Dataset entries
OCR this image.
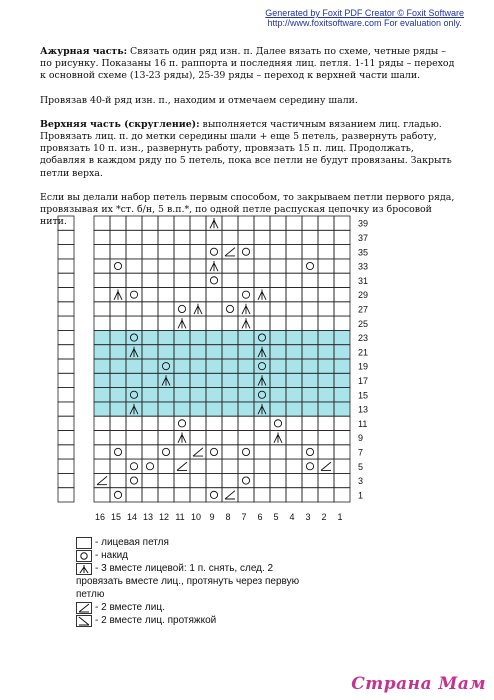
Generated by Foxit PDF Creator © Foxit Software
http://www.foxitsoftware.com For evaluation only.

Ажурная часть: Связать один ряд изн. п. Далее вязать по схеме, четные ряды – по рисунку. Показаны 16 п. раппорта и последняя лиц. петля. 1-11 ряды – переход к основной схеме (13-23 ряды), 25-39 ряды – переход к верхней части шали.

Провязав 40-й ряд изн. п., находим и отмечаем середину шали.

Верхняя часть (скругление): выполняется частичным вязанием лиц. гладью. Провязать лиц. п. до метки середины шали + еще 5 петель, развернуть работу, провязать 10 п. изн., развернуть работу, провязать 15 п. лиц. Продолжать, добавляя в каждом ряду по 5 петель, пока все петли не будут провязаны. Закрыть петли верха.

Если вы делали набор петель первым способом, то закрываем петли первого ряда, провязывая их *ст. б/н, 5 в.п.*, по одной петле распуская цепочку из бросовой нити.	39
37
35
33
31
29
27
25
23
21
19
17
15
13
11
9
7
5
3
1
16 15 14 13 12 11 10 9 8 7 6 5 4 3 2 1
- лицевая петля
- накид
- 3 вместе лицевой: 1 п. снять, след. 2
провязать вместе лиц., протянуть через первую
петлю
- 2 вместе лиц.
- 2 вместе лиц. протяжкой
Страна Мам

Stated exercise
Return only those lines of the records that contain the string "вместе".

Exercise response
- 3 вместе лицевой: 1 п. снять, след. 2
провязать вместе лиц., протянуть через первую
- 2 вместе лиц.
- 2 вместе лиц. протяжкой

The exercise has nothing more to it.